[Raw records]
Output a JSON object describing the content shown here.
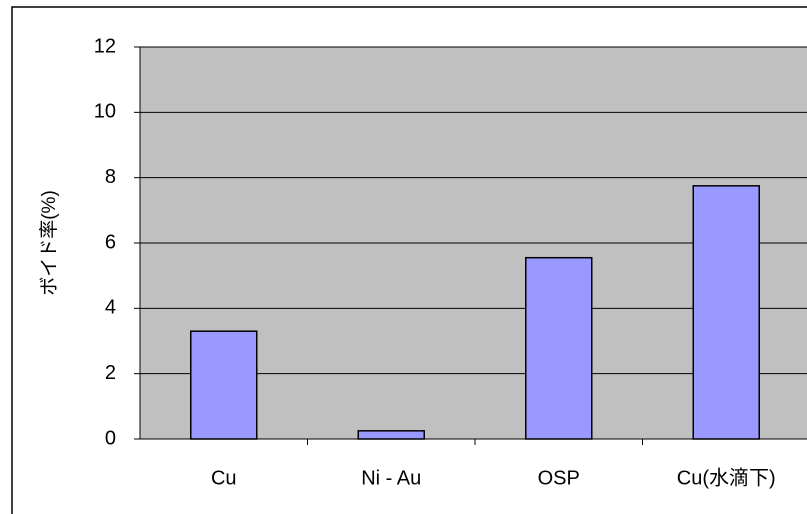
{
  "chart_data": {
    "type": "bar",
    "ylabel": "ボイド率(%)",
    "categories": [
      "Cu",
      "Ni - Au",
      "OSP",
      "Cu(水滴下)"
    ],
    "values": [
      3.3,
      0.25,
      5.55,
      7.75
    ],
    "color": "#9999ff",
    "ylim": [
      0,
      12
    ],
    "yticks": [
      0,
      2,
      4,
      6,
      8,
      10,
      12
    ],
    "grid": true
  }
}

> **Stated problem**: Skip every picture and transcribe the data above exactly.

> **Solved exercise**:
Output a JSON object describing the content shown here.
{
  "chart_data": {
    "type": "bar",
    "ylabel": "ボイド率(%)",
    "categories": [
      "Cu",
      "Ni - Au",
      "OSP",
      "Cu(水滴下)"
    ],
    "values": [
      3.3,
      0.25,
      5.55,
      7.75
    ],
    "color": "#9999ff",
    "ylim": [
      0,
      12
    ],
    "yticks": [
      0,
      2,
      4,
      6,
      8,
      10,
      12
    ],
    "grid": true
  }
}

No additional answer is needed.